WORK TO BE COMPLETED: Copy all of the records below verbatim.

Rows from a dataset:
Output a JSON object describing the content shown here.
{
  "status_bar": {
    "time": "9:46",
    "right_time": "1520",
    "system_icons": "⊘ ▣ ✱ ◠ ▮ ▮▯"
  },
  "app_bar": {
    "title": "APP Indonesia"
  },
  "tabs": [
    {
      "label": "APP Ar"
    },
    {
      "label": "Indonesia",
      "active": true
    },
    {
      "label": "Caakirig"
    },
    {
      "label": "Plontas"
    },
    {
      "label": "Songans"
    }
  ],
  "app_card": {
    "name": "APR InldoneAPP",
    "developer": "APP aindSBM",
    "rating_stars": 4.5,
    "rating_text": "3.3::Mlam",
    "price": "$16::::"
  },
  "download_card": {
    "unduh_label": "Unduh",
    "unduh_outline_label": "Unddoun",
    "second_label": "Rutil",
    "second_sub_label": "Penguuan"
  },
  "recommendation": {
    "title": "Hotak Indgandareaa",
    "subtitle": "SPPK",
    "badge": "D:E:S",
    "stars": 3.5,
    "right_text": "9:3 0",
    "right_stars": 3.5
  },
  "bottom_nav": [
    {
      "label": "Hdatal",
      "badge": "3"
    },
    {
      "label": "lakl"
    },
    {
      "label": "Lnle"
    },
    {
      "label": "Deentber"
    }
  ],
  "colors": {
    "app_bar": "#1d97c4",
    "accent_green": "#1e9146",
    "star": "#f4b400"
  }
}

WRITTEN REPLY:
Output a JSON object describing the content shown here.
{
  "status_bar": {
    "time": "9:46",
    "right_time": "1520",
    "system_icons": "⊘ ▣ ✱ ◠ ▮ ▮▯"
  },
  "app_bar": {
    "title": "APP Indonesia"
  },
  "tabs": [
    {
      "label": "APP Ar"
    },
    {
      "label": "Indonesia",
      "active": true
    },
    {
      "label": "Caakirig"
    },
    {
      "label": "Plontas"
    },
    {
      "label": "Songans"
    }
  ],
  "app_card": {
    "name": "APR InldoneAPP",
    "developer": "APP aindSBM",
    "rating_stars": 4.5,
    "rating_text": "3.3::Mlam",
    "price": "$16::::"
  },
  "download_card": {
    "unduh_label": "Unduh",
    "unduh_outline_label": "Unddoun",
    "second_label": "Rutil",
    "second_sub_label": "Penguuan"
  },
  "recommendation": {
    "title": "Hotak Indgandareaa",
    "subtitle": "SPPK",
    "badge": "D:E:S",
    "stars": 3.5,
    "right_text": "9:3 0",
    "right_stars": 3.5
  },
  "bottom_nav": [
    {
      "label": "Hdatal",
      "badge": "3"
    },
    {
      "label": "lakl"
    },
    {
      "label": "Lnle"
    },
    {
      "label": "Deentber"
    }
  ],
  "colors": {
    "app_bar": "#1d97c4",
    "accent_green": "#1e9146",
    "star": "#f4b400"
  }
}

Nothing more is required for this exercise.